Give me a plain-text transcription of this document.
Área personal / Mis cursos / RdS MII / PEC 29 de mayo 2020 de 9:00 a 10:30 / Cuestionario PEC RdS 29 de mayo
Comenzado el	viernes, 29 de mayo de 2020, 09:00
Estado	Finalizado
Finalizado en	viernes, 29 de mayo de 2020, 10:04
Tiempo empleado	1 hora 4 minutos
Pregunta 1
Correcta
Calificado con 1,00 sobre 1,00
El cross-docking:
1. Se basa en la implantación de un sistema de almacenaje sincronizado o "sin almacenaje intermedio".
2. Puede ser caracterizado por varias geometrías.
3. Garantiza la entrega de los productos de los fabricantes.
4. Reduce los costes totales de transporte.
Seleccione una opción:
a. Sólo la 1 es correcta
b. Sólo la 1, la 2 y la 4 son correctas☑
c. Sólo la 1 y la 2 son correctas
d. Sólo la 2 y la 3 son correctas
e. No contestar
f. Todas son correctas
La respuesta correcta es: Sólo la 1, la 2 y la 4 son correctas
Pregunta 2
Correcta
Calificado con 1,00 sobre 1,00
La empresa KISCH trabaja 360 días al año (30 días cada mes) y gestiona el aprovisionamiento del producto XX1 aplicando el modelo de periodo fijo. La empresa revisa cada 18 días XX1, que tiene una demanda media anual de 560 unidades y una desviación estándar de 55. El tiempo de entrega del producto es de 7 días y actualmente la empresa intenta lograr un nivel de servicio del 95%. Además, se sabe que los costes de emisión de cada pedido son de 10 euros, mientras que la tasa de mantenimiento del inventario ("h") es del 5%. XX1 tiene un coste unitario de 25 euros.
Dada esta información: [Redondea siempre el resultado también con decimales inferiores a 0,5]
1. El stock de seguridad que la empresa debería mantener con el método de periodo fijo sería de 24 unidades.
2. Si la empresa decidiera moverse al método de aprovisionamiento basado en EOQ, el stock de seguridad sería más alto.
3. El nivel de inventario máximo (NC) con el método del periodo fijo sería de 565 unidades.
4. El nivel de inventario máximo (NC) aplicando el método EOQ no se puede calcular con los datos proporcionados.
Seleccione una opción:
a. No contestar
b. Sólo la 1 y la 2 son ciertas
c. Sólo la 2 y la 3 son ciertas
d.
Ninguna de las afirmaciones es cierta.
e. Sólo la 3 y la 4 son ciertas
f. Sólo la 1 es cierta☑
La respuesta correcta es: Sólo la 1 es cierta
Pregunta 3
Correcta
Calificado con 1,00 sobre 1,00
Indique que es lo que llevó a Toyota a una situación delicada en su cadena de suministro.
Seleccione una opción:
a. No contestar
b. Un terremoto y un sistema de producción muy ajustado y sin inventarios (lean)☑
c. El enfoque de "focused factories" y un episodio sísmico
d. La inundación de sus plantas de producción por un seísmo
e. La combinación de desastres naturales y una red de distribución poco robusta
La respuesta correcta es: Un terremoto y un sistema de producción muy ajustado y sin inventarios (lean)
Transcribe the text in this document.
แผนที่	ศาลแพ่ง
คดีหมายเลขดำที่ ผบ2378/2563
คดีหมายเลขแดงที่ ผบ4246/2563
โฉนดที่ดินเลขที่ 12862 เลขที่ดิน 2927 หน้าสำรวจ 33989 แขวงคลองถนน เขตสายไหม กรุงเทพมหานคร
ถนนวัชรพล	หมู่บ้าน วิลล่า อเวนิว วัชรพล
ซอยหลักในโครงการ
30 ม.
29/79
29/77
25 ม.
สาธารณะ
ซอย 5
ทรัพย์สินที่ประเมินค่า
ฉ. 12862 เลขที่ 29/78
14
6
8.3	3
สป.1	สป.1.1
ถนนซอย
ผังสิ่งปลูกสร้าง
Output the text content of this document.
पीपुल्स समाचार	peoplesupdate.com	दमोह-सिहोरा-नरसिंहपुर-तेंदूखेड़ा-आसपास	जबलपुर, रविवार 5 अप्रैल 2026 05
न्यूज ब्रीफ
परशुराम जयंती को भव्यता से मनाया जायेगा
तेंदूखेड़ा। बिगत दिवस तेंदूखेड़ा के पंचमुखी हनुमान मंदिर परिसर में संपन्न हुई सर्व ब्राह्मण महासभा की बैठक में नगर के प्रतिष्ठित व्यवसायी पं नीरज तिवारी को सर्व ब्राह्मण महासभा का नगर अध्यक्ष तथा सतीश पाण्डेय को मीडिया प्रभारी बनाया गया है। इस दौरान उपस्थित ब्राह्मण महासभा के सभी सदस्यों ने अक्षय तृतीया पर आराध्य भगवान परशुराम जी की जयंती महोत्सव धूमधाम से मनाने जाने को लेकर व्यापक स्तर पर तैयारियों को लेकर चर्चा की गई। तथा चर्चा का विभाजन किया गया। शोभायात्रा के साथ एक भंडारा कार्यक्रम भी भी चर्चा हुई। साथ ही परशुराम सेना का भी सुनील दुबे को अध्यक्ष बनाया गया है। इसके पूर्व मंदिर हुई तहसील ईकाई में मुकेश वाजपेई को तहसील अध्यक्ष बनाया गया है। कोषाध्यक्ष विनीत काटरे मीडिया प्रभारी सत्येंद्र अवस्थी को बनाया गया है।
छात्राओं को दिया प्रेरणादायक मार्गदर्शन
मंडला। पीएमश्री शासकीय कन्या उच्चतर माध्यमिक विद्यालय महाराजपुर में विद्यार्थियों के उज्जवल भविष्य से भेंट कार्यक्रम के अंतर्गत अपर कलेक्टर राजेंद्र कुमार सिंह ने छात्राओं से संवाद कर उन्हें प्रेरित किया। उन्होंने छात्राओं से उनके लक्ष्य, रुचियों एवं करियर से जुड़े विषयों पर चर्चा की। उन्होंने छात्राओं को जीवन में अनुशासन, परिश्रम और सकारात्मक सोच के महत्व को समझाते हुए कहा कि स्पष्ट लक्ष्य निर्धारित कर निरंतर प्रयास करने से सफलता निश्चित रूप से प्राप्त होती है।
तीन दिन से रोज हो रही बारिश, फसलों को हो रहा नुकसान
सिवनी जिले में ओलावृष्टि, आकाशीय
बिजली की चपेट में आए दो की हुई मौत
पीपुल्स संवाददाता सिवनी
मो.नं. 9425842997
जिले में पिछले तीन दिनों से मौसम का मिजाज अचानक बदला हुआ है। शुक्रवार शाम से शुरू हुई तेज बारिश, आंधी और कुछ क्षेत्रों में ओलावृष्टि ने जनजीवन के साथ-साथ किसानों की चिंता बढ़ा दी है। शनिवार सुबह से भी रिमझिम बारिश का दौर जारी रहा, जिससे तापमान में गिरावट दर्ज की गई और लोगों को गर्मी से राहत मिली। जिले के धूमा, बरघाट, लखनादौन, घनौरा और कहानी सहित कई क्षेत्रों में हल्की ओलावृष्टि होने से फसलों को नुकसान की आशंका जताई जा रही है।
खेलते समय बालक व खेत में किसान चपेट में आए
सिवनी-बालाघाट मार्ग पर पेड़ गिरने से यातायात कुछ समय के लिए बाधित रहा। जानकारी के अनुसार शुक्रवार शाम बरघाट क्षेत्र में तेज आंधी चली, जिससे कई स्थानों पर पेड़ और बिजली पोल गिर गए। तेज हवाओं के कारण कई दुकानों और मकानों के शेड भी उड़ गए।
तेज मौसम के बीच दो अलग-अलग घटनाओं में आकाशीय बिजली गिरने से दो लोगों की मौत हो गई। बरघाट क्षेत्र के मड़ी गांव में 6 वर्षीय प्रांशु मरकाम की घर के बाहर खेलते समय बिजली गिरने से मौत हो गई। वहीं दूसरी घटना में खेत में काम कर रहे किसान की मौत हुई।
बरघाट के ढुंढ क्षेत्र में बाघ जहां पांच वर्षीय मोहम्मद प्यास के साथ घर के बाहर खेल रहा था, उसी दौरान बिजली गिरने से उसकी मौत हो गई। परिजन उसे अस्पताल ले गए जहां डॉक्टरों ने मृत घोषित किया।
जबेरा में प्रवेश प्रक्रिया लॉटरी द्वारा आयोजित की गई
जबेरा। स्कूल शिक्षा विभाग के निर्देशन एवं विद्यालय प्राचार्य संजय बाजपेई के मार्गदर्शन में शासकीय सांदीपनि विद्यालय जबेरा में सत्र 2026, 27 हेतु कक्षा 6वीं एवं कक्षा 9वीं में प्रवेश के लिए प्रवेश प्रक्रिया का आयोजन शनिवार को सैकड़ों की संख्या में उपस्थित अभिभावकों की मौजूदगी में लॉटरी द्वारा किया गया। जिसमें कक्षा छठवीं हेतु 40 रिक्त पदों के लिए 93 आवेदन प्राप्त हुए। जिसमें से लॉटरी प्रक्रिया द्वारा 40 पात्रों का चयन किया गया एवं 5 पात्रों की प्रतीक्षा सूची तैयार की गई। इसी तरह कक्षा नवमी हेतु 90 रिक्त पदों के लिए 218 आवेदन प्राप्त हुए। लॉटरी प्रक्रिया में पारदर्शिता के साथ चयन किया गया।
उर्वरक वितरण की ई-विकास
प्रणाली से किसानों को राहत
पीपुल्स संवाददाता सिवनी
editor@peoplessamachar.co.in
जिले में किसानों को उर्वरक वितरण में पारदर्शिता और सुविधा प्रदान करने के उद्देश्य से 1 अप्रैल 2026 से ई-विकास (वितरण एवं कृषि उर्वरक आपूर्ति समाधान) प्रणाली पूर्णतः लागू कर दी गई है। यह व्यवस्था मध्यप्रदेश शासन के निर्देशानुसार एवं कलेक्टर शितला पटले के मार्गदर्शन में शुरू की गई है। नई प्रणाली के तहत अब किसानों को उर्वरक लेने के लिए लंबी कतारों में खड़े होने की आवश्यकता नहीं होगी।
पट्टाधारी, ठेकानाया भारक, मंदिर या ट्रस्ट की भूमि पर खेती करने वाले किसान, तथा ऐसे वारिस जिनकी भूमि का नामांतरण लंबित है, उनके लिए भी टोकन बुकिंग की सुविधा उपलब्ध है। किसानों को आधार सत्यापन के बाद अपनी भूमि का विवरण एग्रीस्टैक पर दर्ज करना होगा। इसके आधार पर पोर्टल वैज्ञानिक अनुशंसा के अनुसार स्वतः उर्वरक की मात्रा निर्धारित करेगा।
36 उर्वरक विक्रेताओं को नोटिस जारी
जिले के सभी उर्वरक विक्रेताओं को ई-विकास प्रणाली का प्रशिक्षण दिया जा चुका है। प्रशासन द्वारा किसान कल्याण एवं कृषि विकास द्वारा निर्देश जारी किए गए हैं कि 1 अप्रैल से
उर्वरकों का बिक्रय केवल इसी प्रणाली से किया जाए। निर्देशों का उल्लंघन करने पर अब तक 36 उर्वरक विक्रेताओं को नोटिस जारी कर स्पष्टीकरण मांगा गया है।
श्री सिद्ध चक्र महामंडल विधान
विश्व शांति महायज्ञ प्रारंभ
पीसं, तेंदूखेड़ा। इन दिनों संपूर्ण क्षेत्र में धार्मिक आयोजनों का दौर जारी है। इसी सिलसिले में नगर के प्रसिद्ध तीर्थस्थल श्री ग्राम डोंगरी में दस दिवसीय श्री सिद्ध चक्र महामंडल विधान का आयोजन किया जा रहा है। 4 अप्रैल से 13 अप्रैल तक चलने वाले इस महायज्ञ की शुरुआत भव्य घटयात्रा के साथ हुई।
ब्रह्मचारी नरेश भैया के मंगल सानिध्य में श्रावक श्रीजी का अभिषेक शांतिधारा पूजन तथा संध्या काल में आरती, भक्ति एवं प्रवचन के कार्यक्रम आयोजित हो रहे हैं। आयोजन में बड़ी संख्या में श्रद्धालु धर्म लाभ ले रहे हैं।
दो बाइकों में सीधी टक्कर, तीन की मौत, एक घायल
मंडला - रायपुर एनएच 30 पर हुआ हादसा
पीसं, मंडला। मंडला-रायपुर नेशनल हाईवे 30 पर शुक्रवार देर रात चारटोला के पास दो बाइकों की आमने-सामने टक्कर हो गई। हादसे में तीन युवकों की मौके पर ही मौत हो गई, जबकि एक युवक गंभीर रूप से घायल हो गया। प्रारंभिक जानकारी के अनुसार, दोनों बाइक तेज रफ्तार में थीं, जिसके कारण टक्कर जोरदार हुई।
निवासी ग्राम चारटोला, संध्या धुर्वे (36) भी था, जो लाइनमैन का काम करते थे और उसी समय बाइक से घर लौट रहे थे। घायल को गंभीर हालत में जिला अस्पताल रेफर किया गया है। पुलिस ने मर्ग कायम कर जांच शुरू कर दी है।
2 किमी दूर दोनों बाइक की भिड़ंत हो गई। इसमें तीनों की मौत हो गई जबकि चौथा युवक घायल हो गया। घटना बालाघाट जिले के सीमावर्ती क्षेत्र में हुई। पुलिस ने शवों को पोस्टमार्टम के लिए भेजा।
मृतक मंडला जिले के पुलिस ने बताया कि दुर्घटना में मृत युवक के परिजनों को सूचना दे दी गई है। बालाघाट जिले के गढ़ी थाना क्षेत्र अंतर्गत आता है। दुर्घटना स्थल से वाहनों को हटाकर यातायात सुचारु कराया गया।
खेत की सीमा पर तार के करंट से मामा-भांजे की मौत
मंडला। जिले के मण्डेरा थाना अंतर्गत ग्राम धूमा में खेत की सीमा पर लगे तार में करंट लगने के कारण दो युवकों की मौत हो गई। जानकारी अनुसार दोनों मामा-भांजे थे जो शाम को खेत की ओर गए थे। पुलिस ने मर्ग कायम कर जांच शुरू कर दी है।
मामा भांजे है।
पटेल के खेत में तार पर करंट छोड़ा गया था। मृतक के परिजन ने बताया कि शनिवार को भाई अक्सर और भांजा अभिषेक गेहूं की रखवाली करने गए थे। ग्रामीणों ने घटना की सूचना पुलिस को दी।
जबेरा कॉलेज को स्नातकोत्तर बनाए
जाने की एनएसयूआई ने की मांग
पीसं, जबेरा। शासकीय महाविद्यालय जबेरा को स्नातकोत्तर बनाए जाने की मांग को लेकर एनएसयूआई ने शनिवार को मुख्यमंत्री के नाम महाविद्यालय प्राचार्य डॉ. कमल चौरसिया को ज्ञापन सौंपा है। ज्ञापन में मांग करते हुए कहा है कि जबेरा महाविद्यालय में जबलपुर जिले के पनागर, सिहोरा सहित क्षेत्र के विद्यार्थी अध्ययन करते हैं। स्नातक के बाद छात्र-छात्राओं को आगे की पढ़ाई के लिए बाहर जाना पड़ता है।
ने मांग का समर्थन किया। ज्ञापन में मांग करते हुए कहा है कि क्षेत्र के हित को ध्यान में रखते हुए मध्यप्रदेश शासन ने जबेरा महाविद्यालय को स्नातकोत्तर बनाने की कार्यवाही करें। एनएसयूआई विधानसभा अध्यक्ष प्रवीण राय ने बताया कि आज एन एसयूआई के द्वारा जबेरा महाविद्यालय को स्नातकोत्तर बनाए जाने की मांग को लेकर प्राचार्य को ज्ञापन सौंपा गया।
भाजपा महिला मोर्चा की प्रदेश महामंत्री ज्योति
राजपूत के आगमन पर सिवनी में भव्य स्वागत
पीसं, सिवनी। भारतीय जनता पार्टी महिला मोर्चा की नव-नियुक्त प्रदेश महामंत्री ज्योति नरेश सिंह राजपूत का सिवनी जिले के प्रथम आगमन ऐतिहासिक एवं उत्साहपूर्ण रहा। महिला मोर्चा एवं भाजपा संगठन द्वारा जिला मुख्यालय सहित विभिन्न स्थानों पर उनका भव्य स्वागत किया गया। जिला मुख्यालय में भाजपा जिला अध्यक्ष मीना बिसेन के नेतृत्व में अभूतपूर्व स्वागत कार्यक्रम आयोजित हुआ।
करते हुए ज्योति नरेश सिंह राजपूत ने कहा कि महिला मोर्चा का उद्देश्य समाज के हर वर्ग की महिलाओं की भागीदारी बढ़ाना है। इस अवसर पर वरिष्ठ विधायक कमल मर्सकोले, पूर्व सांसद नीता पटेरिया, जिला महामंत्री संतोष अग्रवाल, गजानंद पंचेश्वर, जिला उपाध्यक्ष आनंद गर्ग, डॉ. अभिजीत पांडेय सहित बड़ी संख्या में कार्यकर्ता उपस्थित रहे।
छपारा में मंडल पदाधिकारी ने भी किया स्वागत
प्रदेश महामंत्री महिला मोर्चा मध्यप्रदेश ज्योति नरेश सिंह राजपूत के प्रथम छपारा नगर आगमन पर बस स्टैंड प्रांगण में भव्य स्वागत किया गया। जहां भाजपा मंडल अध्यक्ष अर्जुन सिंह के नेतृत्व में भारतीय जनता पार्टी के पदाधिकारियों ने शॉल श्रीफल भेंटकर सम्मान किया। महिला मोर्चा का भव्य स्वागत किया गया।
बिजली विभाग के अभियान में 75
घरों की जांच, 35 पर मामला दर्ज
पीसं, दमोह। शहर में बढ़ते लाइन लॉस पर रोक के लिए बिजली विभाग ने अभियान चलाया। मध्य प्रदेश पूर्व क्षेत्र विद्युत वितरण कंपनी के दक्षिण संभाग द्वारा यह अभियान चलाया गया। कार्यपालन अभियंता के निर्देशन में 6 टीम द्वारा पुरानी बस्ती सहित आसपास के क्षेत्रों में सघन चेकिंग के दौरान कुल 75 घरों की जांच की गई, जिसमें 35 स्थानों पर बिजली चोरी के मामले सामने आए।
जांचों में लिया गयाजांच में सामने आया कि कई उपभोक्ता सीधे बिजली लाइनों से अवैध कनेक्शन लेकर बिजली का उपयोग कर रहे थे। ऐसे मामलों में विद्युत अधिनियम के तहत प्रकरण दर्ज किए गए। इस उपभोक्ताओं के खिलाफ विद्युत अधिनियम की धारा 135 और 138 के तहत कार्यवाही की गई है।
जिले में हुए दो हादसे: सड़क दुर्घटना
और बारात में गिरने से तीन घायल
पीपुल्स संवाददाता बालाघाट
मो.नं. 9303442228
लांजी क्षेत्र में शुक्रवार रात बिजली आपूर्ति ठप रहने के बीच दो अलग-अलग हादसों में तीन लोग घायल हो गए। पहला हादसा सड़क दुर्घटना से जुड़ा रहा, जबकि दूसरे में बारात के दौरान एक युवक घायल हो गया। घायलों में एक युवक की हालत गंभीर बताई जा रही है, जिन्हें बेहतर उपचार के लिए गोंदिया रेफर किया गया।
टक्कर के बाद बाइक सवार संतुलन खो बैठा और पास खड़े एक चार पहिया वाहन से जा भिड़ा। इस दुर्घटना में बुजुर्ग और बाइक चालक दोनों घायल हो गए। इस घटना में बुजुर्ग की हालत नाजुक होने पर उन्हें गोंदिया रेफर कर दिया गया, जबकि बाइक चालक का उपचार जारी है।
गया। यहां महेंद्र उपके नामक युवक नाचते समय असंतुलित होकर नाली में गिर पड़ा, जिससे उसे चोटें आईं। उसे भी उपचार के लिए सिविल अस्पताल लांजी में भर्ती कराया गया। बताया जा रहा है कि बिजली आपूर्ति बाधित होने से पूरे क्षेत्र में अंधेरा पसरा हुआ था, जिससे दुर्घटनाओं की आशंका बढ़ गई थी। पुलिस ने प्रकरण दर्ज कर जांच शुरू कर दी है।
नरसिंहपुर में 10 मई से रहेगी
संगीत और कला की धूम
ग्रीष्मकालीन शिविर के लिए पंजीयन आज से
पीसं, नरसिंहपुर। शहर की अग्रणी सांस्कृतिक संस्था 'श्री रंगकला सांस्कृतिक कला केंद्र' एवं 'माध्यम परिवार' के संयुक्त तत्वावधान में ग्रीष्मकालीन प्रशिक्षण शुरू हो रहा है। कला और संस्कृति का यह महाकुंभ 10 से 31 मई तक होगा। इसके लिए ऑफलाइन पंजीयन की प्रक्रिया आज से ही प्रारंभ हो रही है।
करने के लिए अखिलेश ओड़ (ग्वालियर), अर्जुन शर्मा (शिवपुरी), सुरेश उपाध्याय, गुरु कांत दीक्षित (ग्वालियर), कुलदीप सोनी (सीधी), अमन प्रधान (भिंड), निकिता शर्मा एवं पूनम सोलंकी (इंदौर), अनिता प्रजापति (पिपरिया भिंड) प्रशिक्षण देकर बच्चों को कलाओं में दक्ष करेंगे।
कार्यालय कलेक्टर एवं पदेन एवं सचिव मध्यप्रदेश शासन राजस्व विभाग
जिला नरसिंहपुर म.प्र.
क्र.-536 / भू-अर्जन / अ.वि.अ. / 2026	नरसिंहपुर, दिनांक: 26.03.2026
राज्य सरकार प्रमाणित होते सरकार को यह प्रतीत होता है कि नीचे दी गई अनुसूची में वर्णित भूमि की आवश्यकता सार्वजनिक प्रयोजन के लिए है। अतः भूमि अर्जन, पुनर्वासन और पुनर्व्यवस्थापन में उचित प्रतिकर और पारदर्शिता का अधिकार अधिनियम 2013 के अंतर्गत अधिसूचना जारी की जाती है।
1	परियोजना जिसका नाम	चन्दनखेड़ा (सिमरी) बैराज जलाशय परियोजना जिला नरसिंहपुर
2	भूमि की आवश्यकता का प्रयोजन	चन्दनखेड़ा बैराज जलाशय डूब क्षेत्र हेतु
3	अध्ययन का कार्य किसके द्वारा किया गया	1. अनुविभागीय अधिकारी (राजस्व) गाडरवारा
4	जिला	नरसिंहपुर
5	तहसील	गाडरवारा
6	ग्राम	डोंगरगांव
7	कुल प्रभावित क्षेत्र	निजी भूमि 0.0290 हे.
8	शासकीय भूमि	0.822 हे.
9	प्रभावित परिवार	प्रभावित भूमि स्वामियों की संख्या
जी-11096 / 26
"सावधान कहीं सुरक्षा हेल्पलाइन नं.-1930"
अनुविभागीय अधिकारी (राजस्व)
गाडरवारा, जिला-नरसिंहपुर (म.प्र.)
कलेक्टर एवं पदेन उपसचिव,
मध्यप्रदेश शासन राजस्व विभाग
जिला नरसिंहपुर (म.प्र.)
------------------------------
(STATED GOAL): Gather every line from the listing above in which "this" appears, and copy those lines.

(REPLY TO THE TASK):
Give me a plain-text transcription of this document.
Transcribe the text in this document.
Output the text content of this document.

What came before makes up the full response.